◆ **Problems to solve**:
[a] In the passage on mobile medical apps, how many consumer-focused mobile health applications does the iTunes store have today?
[b] Please list every count of mobile health applications that the passage on mobile medical apps gives, both current and projected.

◆ **Passage to read**:
• • • • •

While the intent of the guidance was to target a small group of mobile medical apps that turn mobile devices into diagnostic medical devices, it also raised questions-and concerns-about subjecting a rapidly evolving health information technology market to the arduous process that drug and medical device manufacturers have dedicated entire departments to managing since the 1938 Food, Drug and Cosmetics Act was enacted.
Today the iTunes store alone has approximately 9,000 consumer-focused mobile health applications and 4,000 targeted to health care professionals.
Those numbers are projected to grow to 13,000 and 6,000, respectively, this year provided the regulatory environment does not change drastically, according to Brian Dolan at mobihealthnews.com.
The mobile medical apps for providers range from study aids for medical students, such as the USMLE Wiz 2 Flashcards by Current Clinical Strategies Publishing, to applications such as the ThinkLabs Stethoscope app, which is designed to enable a mobile device to capture and display heart and lung sounds, among other types of body sounds.

• • • • •

Stored items

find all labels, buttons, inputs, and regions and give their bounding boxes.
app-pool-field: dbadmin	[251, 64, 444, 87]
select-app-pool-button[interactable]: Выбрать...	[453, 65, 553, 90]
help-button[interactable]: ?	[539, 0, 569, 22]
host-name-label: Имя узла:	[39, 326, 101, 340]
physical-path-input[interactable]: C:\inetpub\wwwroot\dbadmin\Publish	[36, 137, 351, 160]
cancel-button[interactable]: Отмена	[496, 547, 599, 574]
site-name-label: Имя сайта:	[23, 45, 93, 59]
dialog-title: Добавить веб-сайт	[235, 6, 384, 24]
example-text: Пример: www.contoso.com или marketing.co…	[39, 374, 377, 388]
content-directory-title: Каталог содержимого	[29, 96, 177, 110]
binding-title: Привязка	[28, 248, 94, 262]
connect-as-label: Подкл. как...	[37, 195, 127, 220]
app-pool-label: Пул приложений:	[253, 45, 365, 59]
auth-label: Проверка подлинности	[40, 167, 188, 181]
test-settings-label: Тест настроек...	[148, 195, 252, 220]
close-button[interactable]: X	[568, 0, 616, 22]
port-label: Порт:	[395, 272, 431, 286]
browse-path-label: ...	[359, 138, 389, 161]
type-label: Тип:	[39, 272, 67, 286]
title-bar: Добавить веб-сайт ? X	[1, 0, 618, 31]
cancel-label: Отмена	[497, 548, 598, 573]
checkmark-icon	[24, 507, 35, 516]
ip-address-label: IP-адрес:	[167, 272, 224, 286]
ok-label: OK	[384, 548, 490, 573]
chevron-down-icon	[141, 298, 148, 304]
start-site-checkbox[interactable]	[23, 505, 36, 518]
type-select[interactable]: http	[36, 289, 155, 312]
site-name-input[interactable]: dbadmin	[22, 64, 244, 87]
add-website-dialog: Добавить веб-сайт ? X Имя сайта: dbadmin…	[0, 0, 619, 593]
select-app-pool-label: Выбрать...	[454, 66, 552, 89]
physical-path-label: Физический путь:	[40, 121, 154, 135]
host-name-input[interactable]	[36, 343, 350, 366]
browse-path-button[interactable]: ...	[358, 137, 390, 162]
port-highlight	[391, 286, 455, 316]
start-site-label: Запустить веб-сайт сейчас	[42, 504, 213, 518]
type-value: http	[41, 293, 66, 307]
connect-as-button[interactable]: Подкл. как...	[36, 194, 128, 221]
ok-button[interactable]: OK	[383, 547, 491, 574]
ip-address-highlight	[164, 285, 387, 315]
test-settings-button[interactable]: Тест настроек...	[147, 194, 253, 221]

• • • • •

◆ **Answers provided**:
[a] Approximately 9,000.

[b] 9,000; 4,000; 13,000; 6,000